Copy the items from their first line through the line containing "legend-item-mrs-vs-twii: MRS% vs", including both of those lines, and reproduce every line without any changes.

Data drawn from a collection:
==*==
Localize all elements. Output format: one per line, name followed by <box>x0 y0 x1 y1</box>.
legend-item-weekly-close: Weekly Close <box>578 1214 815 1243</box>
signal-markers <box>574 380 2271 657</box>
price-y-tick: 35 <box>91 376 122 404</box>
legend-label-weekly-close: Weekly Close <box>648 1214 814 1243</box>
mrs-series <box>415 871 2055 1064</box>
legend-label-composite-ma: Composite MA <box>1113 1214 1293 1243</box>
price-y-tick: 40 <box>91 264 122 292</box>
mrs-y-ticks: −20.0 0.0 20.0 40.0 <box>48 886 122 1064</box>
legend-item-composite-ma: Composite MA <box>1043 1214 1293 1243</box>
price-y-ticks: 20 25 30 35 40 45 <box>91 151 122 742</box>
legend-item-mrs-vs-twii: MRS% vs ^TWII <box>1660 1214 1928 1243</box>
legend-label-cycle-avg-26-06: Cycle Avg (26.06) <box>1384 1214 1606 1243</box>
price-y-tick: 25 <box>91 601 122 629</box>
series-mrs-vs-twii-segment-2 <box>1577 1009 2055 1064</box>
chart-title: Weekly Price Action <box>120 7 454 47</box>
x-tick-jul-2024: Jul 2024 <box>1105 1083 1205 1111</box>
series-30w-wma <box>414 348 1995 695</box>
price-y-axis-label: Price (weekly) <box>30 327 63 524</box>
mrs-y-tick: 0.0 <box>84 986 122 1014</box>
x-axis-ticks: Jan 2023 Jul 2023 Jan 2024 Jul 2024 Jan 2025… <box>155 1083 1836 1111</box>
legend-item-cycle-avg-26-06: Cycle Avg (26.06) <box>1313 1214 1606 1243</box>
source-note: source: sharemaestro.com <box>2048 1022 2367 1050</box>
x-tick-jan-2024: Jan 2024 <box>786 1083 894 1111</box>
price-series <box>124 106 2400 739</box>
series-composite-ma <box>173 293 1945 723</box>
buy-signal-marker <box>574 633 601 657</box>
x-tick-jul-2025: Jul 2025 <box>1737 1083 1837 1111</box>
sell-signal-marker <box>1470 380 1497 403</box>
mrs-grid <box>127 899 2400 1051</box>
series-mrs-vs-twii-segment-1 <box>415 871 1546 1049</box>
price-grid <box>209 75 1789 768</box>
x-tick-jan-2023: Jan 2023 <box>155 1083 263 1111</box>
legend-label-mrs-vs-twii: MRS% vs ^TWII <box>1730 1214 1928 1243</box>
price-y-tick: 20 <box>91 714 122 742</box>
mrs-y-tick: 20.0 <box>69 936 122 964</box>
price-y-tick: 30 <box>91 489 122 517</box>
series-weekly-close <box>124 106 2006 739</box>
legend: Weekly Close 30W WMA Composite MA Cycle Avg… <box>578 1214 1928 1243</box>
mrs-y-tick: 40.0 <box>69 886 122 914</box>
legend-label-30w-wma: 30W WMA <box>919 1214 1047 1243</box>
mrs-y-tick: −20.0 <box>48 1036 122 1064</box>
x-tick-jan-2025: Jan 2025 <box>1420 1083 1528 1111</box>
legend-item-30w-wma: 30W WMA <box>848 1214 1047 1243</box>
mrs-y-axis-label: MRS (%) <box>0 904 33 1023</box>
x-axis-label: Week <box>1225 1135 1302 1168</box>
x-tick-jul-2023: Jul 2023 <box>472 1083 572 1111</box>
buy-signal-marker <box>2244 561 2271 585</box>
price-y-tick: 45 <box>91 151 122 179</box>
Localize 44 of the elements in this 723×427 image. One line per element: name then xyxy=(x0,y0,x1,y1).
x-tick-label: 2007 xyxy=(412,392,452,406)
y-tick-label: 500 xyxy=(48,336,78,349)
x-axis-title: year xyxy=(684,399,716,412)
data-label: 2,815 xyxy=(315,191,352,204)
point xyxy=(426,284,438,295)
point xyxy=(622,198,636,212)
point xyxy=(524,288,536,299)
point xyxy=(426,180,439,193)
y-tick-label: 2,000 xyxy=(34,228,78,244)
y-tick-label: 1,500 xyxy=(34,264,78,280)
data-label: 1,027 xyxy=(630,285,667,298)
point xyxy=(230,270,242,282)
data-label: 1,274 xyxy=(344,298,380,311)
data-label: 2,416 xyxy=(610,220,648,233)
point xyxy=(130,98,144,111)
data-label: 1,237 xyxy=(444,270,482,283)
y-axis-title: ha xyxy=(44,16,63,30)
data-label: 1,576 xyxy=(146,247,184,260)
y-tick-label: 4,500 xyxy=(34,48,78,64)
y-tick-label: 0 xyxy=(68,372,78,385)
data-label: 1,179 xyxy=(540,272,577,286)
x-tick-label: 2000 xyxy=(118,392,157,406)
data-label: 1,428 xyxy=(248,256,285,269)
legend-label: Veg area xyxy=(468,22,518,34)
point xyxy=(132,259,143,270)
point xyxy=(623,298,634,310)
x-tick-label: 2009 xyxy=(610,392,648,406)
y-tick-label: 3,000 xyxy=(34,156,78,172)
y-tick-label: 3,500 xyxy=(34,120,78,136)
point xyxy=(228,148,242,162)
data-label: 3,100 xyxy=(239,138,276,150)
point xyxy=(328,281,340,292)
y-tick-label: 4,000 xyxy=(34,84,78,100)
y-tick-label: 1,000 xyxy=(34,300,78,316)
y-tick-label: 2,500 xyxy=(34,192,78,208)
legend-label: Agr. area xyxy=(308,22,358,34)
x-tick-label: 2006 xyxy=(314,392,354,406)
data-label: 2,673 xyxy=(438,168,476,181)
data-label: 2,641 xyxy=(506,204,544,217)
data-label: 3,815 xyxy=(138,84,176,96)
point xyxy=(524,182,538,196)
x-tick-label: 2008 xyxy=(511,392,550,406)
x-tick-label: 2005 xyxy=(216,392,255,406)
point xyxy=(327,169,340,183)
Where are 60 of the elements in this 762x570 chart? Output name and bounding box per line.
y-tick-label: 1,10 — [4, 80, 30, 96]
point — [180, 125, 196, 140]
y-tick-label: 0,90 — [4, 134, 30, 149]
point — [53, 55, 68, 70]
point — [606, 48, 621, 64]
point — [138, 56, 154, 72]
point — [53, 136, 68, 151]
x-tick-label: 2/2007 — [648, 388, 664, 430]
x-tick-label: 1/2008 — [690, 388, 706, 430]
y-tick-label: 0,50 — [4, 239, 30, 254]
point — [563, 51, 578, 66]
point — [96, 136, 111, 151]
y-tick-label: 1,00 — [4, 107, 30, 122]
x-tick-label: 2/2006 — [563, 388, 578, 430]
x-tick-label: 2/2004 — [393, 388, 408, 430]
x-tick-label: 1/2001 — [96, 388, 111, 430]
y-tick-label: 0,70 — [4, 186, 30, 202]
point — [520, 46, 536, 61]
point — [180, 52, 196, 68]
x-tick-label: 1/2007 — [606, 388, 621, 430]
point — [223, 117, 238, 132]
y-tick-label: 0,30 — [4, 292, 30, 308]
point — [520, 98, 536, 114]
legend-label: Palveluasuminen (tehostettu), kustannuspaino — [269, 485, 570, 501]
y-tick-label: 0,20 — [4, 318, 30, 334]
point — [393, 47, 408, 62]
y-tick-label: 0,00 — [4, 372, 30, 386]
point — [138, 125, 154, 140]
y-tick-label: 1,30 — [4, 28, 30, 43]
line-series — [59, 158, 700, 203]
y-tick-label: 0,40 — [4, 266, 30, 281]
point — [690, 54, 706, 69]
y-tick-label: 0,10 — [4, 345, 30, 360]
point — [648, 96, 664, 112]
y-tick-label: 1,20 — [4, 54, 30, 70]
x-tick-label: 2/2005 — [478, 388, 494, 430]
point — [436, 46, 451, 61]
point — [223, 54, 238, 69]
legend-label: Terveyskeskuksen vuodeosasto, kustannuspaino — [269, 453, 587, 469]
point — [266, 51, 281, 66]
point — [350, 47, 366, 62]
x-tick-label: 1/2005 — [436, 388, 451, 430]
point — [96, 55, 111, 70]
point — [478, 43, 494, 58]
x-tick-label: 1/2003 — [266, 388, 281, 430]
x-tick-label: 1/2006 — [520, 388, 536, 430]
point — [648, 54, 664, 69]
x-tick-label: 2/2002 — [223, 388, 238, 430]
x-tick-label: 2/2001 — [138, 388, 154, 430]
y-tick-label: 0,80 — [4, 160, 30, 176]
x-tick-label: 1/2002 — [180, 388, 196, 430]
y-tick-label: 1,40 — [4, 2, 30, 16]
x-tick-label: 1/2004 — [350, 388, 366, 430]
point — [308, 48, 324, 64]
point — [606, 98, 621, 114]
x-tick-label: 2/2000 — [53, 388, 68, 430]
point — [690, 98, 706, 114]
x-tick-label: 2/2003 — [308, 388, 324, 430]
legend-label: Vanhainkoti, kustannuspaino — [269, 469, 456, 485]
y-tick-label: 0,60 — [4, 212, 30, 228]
==*==
▶ _RESULT OF THE EXERCISE_:
Localize all elements. Output format: one per line, name followed by <box>x0 y0 x1 y1</box>.
legend-item-weekly-close: Weekly Close <box>578 1214 815 1243</box>
signal-markers <box>574 380 2271 657</box>
price-y-tick: 35 <box>91 376 122 404</box>
legend-label-weekly-close: Weekly Close <box>648 1214 814 1243</box>
mrs-series <box>415 871 2055 1064</box>
legend-label-composite-ma: Composite MA <box>1113 1214 1293 1243</box>
price-y-tick: 40 <box>91 264 122 292</box>
mrs-y-ticks: −20.0 0.0 20.0 40.0 <box>48 886 122 1064</box>
legend-item-composite-ma: Composite MA <box>1043 1214 1293 1243</box>
price-y-ticks: 20 25 30 35 40 45 <box>91 151 122 742</box>
legend-item-mrs-vs-twii: MRS% vs ^TWII <box>1660 1214 1928 1243</box>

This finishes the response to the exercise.